**Material provided:**
++++++
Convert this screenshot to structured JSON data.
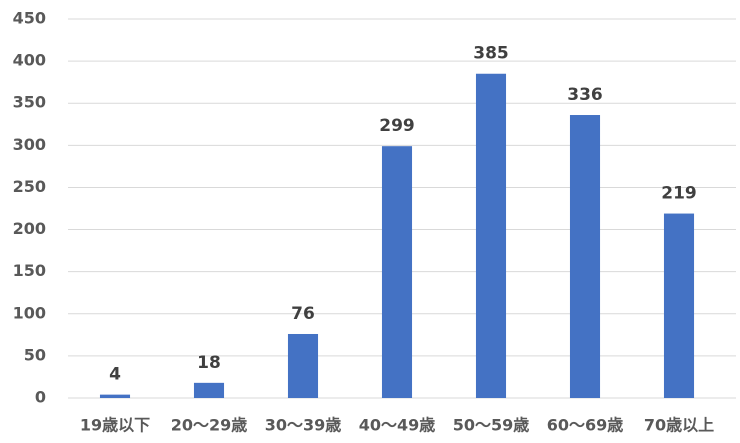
{
  "chart_data": {
    "type": "bar",
    "categories": [
      "19歳以下",
      "20〜29歳",
      "30〜39歳",
      "40〜49歳",
      "50〜59歳",
      "60〜69歳",
      "70歳以上"
    ],
    "values": [
      4,
      18,
      76,
      299,
      385,
      336,
      219
    ],
    "color": "#4472c4",
    "ylim": [
      0,
      450
    ],
    "yticks": [
      0,
      50,
      100,
      150,
      200,
      250,
      300,
      350,
      400,
      450
    ],
    "grid": true,
    "data_labels": true
  }
}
++++++
**Your instructions:** Without including any pictures, please restate all the records exactly.

**Exercise solution:**
Convert this screenshot to structured JSON data.
{
  "chart_data": {
    "type": "bar",
    "categories": [
      "19歳以下",
      "20〜29歳",
      "30〜39歳",
      "40〜49歳",
      "50〜59歳",
      "60〜69歳",
      "70歳以上"
    ],
    "values": [
      4,
      18,
      76,
      299,
      385,
      336,
      219
    ],
    "color": "#4472c4",
    "ylim": [
      0,
      450
    ],
    "yticks": [
      0,
      50,
      100,
      150,
      200,
      250,
      300,
      350,
      400,
      450
    ],
    "grid": true,
    "data_labels": true
  }
}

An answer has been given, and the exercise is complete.